"""
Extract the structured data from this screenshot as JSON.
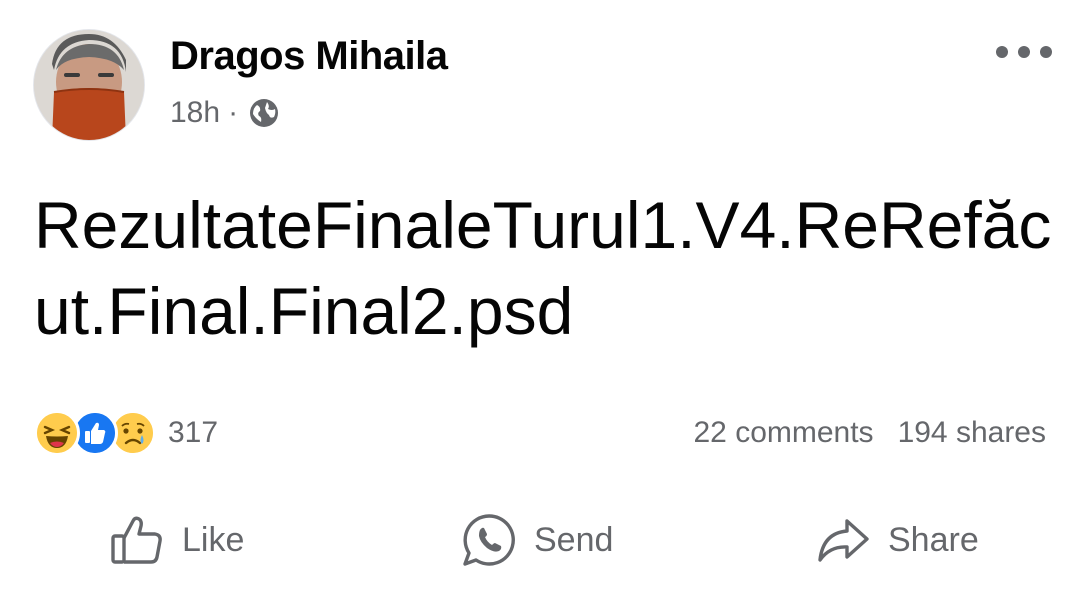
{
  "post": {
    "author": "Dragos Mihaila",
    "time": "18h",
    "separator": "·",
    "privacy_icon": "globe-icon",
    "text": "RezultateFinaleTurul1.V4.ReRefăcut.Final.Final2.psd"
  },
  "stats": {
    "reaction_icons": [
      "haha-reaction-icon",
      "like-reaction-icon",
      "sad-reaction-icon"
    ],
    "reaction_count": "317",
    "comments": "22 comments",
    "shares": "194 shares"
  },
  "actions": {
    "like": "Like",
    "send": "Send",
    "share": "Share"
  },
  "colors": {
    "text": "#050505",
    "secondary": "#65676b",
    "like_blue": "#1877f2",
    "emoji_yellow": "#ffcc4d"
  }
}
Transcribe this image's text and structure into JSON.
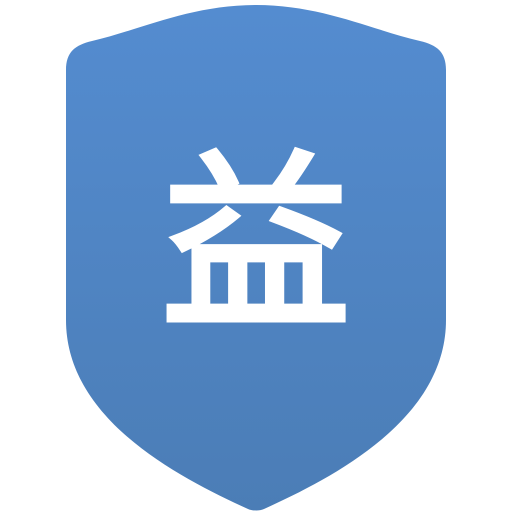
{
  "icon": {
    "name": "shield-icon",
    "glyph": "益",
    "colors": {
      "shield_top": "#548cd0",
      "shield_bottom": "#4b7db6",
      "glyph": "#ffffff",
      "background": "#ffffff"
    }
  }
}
"""
▸ **WHAT THE TASK REQUIRES**
Keep the pictures out of the copy and return the rest of the data above exactly.

▸ **EXERCISE RESULT**
Extract the structured data from this screenshot as JSON.
{
  "post": {
    "author": "Dragos Mihaila",
    "time": "18h",
    "separator": "·",
    "privacy_icon": "globe-icon",
    "text": "RezultateFinaleTurul1.V4.ReRefăcut.Final.Final2.psd"
  },
  "stats": {
    "reaction_icons": [
      "haha-reaction-icon",
      "like-reaction-icon",
      "sad-reaction-icon"
    ],
    "reaction_count": "317",
    "comments": "22 comments",
    "shares": "194 shares"
  },
  "actions": {
    "like": "Like",
    "send": "Send",
    "share": "Share"
  },
  "colors": {
    "text": "#050505",
    "secondary": "#65676b",
    "like_blue": "#1877f2",
    "emoji_yellow": "#ffcc4d"
  }
}
Transcribe this image's text and structure into JSON.
{
  "icon": {
    "name": "shield-icon",
    "glyph": "益",
    "colors": {
      "shield_top": "#548cd0",
      "shield_bottom": "#4b7db6",
      "glyph": "#ffffff",
      "background": "#ffffff"
    }
  }
}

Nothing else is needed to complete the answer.